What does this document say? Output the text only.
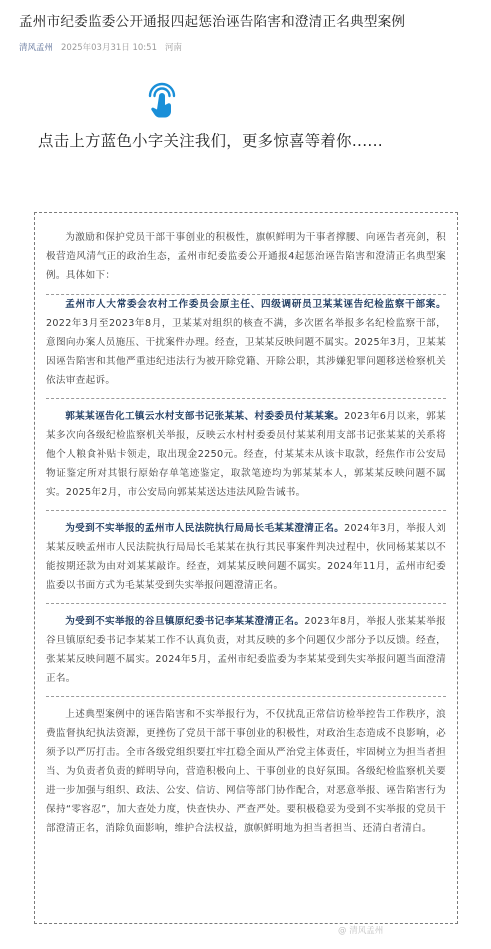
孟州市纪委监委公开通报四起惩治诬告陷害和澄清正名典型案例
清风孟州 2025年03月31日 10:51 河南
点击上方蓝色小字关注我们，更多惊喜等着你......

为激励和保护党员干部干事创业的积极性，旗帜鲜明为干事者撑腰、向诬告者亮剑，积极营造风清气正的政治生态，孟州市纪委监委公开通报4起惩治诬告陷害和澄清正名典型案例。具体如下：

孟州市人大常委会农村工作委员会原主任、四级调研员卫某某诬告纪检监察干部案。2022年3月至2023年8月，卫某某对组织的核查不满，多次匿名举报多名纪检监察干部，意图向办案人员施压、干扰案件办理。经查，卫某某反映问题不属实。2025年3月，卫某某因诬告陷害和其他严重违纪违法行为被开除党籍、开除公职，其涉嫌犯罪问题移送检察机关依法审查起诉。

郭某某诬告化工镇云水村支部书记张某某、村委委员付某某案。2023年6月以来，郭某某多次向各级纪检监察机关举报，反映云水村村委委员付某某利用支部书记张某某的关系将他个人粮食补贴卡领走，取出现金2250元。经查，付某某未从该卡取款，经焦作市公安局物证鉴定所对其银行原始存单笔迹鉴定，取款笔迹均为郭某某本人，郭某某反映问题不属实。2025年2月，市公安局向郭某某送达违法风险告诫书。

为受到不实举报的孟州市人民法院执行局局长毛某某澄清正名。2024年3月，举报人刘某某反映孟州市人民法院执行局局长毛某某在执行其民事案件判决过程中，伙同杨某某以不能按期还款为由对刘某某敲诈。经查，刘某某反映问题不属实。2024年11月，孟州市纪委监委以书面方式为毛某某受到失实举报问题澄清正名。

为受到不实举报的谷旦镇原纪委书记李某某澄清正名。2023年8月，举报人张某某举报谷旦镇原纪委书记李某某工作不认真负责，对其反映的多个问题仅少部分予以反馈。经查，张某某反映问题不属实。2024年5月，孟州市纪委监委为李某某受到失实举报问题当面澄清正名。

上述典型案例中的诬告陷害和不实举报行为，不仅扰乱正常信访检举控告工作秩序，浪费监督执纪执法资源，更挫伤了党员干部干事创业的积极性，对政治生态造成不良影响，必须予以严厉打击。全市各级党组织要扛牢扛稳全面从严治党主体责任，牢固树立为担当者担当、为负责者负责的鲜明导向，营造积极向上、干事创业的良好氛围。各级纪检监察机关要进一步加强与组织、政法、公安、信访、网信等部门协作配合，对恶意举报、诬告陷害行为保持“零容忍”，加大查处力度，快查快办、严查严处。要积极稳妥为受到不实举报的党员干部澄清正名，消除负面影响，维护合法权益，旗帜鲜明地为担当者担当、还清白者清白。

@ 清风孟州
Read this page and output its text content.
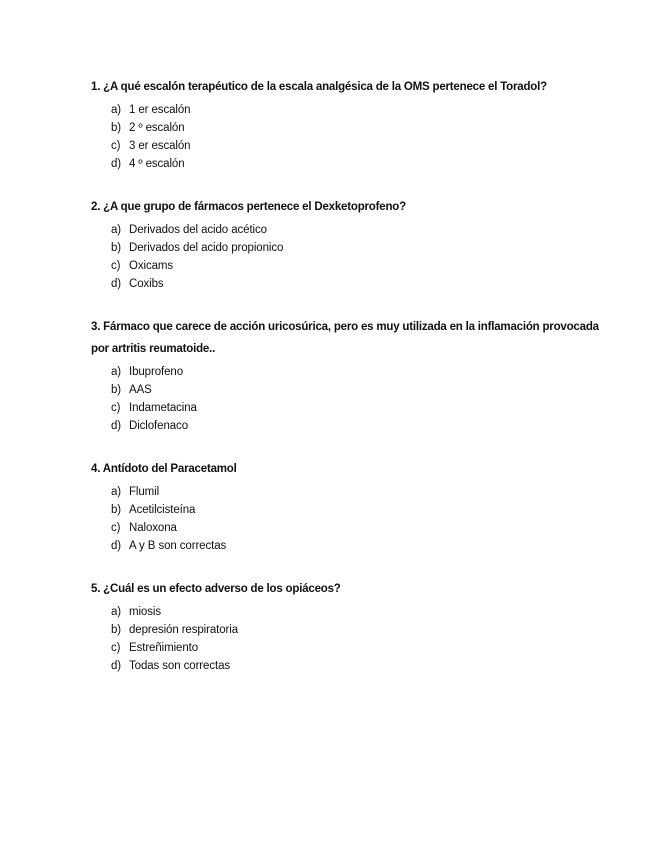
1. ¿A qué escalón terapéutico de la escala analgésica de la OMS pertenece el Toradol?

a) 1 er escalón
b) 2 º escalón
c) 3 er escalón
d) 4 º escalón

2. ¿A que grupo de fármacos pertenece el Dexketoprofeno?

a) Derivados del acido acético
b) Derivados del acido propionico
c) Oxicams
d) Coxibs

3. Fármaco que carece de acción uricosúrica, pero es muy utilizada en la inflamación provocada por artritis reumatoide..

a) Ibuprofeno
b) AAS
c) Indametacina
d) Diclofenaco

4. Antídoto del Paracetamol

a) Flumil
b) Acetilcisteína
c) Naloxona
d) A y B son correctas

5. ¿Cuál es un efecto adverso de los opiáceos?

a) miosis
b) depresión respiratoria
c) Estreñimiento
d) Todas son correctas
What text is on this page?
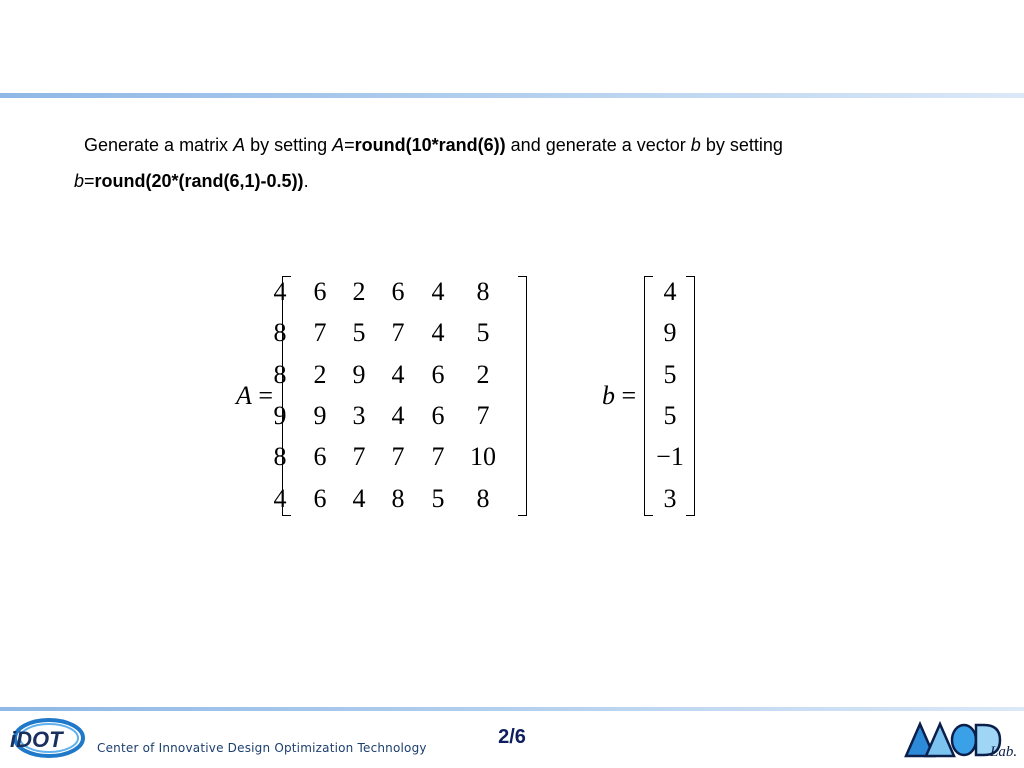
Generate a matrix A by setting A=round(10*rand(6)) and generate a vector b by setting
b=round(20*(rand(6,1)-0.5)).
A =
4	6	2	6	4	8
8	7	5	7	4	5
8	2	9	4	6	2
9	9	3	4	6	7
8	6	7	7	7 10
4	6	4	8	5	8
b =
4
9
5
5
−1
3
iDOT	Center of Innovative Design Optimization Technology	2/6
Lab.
--- --- ---
Reproduce nothing but the lines that run from the line containing "Read this page and output its text content." through the last line of the records, inclusive. Omit the pictures.

▸ ANSWER FOR THE TASK
Read this page and output its text content.
1. ¿A qué escalón terapéutico de la escala analgésica de la OMS pertenece el Toradol?

a) 1 er escalón
b) 2 º escalón
c) 3 er escalón
d) 4 º escalón

2. ¿A que grupo de fármacos pertenece el Dexketoprofeno?

a) Derivados del acido acético
b) Derivados del acido propionico
c) Oxicams
d) Coxibs

3. Fármaco que carece de acción uricosúrica, pero es muy utilizada en la inflamación provocada por artritis reumatoide..

a) Ibuprofeno
b) AAS
c) Indametacina
d) Diclofenaco

4. Antídoto del Paracetamol

a) Flumil
b) Acetilcisteína
c) Naloxona
d) A y B son correctas

5. ¿Cuál es un efecto adverso de los opiáceos?

a) miosis
b) depresión respiratoria
c) Estreñimiento
d) Todas son correctas
What text is on this page?
Generate a matrix A by setting A=round(10*rand(6)) and generate a vector b by setting
b=round(20*(rand(6,1)-0.5)).
A =
4	6	2	6	4	8
8	7	5	7	4	5
8	2	9	4	6	2
9	9	3	4	6	7
8	6	7	7	7 10
4	6	4	8	5	8
b =
4
9
5
5
−1
3
iDOT	Center of Innovative Design Optimization Technology	2/6
Lab.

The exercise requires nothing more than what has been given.